■ **Testo**
┌────────

Il Cardinal Segretario di Stato Giacomo Antonelli, informato dell’accaduto, comunicò il 14 giugno stesso a monsignor Giordani (ritiratosi a Foligno) di «impedire insieme alla truppa ogni disordine, chiamando anche ove occorra qualche compagnia da Spoleto», nell’attesa di rinforzi di «due mila uomini e forse anche francesi». L’aiuto francese fu però rifiutato dal comandante dei corpi d’occupazione de Goyon, ma si approntò la spedizione del 1º reggimento estero, che contava circa 1.700 uomini, guidati dal colonnelloAntonio Schmidt d’Altorf. Essi giunsero a Foligno il 19 giugno, dove Schmidt, monsignor Giordani e il Consigliere di Stato Luigi Lattanzi decisero di muovere immediatamente verso Perugia, onde evitare l’arrivo di rifornimenti alla città dalla Toscana.

Il governo provvisorio rivolse perciò un appello al popolo perché si preparasse alla difesa e tale appello fu accolto.

Quando il 20 giugno le truppe papali, forti di circa duemila uomini in gran parte svizzeri, si presentarono davanti a Perugia, trovarono un migliaio di cittadini dispersi su un ampio fronte, male organizzati e poco armati – dalla Toscana erano giunte poche centinaia di fucili e per giunta non tutti in buono stato – ma animati dalla volontà di difendersi.

└────────

■ **Richiesta di lavoro A**
In che giorno le truppe papali si presentarono davanti a Perugia, secondo il testo?
■ **Richiesta di lavoro B**
Per favore, riporta il brano del testo partendo da "Il governo provvisorio" e terminando con "volontà di difendersi.", cambiando "Perugia" in "la città".

■ **Informazioni**

┌────────

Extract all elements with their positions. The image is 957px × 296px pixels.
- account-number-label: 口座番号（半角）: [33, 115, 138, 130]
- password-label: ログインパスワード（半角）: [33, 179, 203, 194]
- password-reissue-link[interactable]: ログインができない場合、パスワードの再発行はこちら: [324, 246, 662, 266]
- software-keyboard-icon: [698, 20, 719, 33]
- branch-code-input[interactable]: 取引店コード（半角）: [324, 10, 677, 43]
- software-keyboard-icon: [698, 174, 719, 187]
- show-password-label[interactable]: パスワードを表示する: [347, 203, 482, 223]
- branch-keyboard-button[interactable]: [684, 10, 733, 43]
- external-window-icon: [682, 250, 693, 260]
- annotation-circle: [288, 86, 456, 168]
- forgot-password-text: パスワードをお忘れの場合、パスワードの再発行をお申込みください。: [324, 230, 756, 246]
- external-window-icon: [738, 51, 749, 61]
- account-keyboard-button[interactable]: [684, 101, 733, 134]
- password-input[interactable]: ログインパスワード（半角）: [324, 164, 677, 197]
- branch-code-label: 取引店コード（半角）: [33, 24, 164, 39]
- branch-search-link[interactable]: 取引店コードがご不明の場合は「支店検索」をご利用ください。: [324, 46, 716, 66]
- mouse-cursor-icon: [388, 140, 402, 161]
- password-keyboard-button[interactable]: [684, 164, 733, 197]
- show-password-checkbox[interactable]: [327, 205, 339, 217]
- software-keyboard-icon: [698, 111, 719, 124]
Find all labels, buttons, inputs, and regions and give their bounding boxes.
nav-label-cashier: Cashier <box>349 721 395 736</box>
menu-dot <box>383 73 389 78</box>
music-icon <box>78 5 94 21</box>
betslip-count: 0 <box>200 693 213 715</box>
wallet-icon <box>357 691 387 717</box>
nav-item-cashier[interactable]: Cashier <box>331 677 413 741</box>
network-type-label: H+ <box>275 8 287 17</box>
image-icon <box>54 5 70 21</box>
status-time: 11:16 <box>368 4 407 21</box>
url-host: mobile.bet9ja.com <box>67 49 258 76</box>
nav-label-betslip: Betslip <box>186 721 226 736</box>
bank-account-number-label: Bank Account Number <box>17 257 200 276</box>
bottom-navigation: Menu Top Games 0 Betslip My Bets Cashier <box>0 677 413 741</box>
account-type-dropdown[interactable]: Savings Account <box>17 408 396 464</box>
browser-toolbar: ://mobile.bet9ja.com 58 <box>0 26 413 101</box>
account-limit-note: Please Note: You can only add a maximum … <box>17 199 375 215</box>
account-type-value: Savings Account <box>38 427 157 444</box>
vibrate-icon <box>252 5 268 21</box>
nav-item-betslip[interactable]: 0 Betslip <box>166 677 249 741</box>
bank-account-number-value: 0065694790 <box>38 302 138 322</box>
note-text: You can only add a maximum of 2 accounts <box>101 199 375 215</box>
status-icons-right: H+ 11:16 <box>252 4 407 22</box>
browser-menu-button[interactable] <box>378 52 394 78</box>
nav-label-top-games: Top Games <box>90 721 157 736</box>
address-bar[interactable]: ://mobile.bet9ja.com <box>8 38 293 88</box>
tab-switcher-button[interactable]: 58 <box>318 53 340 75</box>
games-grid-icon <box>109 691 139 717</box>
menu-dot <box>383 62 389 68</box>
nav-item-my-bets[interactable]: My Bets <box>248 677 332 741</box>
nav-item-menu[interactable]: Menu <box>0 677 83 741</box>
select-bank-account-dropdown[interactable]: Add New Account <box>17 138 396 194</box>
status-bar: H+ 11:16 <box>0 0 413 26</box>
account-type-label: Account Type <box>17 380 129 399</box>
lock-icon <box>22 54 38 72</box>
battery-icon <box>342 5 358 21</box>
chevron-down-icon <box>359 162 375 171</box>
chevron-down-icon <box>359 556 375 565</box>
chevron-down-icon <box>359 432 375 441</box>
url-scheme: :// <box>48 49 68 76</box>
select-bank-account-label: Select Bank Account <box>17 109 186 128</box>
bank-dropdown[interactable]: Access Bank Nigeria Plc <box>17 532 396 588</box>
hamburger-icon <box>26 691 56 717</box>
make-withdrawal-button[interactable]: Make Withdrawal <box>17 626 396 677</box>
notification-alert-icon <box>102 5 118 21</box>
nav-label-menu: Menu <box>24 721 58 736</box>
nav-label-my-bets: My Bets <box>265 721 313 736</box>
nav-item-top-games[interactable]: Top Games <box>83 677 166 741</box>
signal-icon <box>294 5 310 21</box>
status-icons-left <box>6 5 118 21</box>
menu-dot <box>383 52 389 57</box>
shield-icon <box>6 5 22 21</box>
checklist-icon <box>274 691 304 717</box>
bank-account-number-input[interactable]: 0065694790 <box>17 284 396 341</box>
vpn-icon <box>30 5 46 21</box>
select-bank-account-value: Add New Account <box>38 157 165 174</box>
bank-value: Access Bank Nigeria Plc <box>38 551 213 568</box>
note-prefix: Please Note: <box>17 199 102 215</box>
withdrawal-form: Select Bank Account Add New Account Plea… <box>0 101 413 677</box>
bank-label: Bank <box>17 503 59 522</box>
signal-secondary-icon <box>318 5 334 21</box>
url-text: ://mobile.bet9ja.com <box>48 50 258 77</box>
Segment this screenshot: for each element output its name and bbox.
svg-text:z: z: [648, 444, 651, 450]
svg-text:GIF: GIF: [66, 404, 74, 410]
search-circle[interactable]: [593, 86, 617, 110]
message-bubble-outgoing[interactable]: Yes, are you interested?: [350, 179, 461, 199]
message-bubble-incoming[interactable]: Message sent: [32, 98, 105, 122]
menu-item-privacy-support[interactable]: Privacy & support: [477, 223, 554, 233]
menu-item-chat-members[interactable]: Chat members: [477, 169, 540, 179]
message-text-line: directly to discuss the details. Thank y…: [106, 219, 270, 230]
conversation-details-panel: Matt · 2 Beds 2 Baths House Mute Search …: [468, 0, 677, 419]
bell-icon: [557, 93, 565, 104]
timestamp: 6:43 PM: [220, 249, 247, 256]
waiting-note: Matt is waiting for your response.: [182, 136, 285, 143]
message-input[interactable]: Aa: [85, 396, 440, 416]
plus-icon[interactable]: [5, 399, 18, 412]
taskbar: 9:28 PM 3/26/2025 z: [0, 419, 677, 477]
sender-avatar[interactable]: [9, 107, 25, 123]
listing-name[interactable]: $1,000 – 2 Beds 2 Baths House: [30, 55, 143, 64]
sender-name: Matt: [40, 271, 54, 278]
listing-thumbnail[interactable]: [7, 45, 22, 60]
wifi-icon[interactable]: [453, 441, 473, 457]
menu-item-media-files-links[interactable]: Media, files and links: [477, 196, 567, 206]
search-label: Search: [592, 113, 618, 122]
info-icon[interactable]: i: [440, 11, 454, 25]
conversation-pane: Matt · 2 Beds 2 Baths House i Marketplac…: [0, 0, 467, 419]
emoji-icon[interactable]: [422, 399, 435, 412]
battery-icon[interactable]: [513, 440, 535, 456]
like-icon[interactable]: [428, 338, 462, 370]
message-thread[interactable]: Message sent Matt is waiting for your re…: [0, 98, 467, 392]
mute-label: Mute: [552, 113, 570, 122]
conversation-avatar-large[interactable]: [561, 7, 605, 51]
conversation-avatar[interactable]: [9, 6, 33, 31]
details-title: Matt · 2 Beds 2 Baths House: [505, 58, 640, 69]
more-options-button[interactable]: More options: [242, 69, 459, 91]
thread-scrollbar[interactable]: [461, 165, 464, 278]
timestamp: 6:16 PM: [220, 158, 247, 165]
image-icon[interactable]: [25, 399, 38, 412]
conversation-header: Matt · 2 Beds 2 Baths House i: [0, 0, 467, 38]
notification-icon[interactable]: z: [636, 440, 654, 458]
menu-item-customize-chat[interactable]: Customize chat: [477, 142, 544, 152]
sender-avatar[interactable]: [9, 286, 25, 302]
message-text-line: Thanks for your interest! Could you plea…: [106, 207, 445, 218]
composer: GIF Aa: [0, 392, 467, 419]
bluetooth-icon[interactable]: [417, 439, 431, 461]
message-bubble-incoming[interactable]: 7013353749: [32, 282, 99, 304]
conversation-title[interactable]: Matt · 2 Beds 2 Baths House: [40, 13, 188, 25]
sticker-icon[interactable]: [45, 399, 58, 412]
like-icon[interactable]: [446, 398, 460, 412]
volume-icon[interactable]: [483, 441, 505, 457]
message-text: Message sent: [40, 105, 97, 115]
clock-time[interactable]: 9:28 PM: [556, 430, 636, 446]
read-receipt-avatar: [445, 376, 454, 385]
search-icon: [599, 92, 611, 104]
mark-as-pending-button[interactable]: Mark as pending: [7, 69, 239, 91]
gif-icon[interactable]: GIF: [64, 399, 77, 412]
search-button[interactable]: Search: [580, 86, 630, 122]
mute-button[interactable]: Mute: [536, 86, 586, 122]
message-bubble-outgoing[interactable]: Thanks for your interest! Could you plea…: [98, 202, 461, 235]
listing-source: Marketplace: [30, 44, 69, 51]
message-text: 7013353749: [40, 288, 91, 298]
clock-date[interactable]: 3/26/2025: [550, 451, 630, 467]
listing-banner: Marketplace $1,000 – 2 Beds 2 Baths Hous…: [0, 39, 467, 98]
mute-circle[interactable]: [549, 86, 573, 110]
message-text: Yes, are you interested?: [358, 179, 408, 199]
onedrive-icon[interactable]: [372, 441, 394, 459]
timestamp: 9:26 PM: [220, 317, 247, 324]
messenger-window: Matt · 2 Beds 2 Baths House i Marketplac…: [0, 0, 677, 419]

└────────

■ **Esito del compito A**
Il 20 giugno.

■ **Esito del compito B**
Il governo provvisorio rivolse perciò un appello al popolo perché si preparasse alla difesa e tale appello fu accolto.

Quando il 20 giugno le truppe papali, forti di circa duemila uomini in gran parte svizzeri, si presentarono davanti a la città, trovarono un migliaio di cittadini dispersi su un ampio fronte, male organizzati e poco armati – dalla Toscana erano giunte poche centinaia di fucili e per giunta non tutti in buono stato – ma animati dalla volontà di difendersi.